Start
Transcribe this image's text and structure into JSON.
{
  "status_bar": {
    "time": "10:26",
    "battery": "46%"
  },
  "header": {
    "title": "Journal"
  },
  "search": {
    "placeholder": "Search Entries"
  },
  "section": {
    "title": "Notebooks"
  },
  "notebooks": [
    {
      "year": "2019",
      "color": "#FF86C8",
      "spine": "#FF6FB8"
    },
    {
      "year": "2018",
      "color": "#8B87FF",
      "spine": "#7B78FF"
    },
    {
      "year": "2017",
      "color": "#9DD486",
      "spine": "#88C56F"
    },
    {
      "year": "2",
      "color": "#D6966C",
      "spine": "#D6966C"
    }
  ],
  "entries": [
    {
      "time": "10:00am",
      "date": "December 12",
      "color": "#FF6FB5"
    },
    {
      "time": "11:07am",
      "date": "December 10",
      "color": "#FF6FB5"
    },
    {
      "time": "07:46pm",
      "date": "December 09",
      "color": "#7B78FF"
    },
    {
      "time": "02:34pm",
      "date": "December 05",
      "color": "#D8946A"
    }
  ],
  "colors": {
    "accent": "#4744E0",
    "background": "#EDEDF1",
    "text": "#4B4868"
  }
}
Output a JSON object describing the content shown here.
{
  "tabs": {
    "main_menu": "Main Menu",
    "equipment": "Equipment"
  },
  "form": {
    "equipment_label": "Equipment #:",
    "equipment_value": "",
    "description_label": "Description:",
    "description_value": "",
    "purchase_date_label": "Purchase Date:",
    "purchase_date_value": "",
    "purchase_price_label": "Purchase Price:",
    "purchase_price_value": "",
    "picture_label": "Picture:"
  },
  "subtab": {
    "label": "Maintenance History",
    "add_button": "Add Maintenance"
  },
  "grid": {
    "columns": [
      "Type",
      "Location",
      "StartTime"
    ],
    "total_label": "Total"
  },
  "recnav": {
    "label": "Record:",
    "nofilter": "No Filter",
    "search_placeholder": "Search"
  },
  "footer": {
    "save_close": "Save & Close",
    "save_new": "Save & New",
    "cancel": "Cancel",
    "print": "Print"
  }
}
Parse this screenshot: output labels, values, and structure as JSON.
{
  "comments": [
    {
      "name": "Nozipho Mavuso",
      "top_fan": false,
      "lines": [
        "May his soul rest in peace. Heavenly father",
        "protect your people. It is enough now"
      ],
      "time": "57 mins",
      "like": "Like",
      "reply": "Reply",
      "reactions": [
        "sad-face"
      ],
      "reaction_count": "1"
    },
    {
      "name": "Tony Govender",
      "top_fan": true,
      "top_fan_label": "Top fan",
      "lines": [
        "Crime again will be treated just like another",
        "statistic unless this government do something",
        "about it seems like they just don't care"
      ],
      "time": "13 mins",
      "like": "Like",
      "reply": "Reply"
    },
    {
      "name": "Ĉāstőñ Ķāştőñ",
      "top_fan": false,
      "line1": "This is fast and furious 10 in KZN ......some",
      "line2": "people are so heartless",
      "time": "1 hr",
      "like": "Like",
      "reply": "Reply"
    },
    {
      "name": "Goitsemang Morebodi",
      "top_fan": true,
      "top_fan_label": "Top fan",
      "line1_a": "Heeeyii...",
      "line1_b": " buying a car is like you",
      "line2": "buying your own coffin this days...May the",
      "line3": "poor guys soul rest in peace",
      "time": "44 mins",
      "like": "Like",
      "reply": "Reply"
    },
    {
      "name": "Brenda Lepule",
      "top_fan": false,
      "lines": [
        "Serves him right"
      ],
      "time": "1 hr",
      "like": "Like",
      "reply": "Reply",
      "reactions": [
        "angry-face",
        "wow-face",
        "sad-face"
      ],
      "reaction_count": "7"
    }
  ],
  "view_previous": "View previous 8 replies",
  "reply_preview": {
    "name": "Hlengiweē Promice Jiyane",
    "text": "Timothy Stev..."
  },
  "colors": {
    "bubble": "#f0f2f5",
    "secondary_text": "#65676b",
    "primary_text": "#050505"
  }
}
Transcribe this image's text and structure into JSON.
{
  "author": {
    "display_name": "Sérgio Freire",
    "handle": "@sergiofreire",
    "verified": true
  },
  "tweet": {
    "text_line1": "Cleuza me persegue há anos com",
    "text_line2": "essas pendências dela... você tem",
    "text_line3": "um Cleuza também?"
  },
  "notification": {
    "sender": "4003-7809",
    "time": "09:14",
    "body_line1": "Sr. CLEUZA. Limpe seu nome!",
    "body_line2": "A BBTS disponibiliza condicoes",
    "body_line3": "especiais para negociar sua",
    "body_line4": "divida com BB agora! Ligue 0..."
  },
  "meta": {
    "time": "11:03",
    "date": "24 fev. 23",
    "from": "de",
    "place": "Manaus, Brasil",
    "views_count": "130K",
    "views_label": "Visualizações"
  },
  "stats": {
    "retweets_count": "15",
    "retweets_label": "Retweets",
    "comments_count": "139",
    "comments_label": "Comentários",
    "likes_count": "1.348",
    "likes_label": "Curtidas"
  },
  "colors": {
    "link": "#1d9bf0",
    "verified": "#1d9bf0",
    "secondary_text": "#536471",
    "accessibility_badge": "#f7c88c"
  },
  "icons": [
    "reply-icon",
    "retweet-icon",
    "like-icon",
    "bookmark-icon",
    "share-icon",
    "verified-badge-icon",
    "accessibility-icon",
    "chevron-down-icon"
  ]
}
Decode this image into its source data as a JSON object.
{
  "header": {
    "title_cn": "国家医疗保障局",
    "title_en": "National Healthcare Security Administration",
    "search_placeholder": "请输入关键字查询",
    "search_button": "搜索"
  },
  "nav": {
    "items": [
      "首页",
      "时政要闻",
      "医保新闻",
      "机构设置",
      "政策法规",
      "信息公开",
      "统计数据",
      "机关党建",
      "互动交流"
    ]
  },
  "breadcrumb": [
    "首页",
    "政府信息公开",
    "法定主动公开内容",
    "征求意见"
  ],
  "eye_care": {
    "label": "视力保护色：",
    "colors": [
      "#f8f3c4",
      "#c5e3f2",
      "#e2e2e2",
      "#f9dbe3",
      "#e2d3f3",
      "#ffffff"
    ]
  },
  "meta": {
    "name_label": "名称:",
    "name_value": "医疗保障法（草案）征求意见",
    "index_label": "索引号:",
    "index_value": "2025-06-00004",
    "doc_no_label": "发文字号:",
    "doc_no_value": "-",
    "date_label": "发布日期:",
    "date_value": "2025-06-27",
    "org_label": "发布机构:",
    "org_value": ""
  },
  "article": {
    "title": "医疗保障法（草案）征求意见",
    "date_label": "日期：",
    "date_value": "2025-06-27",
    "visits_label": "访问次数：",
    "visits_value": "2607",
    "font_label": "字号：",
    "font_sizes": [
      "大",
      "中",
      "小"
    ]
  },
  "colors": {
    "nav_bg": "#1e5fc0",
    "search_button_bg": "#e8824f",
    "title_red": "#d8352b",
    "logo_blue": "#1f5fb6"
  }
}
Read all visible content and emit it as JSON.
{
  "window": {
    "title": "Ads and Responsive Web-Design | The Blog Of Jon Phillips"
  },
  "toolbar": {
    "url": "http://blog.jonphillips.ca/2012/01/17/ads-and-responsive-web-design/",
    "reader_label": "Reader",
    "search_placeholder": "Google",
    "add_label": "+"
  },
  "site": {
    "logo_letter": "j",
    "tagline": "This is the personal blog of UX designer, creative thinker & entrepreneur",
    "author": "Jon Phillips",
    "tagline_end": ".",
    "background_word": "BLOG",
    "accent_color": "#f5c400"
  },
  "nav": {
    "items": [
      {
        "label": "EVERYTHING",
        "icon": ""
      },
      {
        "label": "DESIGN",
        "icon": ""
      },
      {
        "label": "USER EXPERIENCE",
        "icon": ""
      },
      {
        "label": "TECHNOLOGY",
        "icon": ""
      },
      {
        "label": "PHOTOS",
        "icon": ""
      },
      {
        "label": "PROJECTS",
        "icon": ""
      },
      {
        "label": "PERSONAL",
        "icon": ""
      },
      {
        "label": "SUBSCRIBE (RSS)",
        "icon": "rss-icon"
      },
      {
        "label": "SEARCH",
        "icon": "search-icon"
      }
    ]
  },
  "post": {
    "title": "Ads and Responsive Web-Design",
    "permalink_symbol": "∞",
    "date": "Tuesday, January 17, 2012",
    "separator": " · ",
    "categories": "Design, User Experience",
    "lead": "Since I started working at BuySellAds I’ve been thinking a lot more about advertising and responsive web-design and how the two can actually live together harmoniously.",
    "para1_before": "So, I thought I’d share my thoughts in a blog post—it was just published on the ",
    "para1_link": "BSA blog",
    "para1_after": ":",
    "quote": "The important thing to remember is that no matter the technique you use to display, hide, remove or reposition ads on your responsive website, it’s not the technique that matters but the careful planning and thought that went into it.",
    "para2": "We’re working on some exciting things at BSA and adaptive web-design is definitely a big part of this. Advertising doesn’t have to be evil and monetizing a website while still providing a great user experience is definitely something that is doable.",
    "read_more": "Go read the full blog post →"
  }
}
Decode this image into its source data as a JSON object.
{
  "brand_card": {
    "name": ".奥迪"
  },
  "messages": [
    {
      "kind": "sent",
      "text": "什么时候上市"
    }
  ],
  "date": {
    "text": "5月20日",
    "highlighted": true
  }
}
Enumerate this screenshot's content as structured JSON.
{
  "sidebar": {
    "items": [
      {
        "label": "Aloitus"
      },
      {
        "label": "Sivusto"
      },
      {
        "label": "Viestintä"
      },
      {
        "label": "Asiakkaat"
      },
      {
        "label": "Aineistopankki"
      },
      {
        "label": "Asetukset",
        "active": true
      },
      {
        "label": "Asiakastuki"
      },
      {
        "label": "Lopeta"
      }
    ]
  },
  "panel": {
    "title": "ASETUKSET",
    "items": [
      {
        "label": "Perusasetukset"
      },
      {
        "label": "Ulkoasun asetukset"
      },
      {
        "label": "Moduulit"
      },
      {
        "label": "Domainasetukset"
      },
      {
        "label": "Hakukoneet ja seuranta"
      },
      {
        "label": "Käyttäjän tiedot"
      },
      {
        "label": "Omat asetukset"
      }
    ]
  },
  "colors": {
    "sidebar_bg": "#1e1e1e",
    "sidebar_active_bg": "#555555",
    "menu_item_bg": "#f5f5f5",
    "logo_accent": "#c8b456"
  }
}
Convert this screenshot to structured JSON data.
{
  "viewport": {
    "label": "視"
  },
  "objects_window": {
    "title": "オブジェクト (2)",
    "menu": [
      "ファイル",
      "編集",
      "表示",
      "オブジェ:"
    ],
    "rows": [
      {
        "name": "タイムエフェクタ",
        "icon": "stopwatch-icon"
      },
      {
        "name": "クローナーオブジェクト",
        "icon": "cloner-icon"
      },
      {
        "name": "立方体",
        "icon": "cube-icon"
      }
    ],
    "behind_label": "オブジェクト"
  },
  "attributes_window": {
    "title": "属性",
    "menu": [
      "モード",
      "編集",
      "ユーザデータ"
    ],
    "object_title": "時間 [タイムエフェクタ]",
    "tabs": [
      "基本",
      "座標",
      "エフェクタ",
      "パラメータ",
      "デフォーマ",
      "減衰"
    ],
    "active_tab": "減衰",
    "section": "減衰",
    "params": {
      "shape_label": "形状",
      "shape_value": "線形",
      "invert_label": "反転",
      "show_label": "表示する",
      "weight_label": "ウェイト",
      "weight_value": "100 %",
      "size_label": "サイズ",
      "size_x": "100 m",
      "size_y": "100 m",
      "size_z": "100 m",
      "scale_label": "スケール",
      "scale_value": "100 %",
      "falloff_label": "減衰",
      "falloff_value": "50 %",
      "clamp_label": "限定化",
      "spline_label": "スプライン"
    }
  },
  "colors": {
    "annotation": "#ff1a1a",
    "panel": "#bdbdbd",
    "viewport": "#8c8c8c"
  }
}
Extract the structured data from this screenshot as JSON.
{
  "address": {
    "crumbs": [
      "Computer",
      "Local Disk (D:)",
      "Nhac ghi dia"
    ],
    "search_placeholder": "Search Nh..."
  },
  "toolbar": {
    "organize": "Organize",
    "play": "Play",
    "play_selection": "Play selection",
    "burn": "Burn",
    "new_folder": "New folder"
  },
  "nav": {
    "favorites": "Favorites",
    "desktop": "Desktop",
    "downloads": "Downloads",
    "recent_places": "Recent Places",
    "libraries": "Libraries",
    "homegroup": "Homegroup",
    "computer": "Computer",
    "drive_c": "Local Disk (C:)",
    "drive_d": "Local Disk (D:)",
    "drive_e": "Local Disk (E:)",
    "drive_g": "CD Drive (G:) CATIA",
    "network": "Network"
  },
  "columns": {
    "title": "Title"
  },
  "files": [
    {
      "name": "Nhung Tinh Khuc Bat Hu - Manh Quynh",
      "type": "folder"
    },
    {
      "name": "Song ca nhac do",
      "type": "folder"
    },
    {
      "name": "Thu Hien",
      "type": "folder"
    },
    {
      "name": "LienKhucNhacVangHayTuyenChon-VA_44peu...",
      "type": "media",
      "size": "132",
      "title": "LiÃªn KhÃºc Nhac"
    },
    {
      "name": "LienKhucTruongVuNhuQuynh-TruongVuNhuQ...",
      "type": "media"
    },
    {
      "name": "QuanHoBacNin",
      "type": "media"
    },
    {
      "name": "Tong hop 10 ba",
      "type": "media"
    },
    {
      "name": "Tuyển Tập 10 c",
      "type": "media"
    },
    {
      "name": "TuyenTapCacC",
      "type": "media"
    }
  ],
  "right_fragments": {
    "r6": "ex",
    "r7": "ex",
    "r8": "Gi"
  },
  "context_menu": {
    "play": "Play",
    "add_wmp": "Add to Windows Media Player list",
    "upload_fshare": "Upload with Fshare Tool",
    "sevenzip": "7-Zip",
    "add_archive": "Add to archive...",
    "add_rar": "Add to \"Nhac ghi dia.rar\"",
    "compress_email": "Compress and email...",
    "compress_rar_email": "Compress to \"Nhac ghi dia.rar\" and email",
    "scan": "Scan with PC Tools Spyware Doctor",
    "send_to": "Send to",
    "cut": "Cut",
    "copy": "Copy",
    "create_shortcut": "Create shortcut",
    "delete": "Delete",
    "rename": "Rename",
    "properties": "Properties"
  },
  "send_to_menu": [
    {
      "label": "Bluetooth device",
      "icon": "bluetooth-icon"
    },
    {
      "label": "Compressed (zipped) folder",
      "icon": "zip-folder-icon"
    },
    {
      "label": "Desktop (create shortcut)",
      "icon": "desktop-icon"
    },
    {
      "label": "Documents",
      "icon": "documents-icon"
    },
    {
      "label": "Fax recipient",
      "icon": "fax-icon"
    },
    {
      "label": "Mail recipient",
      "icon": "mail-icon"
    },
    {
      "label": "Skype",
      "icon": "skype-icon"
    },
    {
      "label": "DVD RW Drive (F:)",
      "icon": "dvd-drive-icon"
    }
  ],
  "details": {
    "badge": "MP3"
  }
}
End
Provide only the number of lines in the records containing the string "post".

- [The reply] 3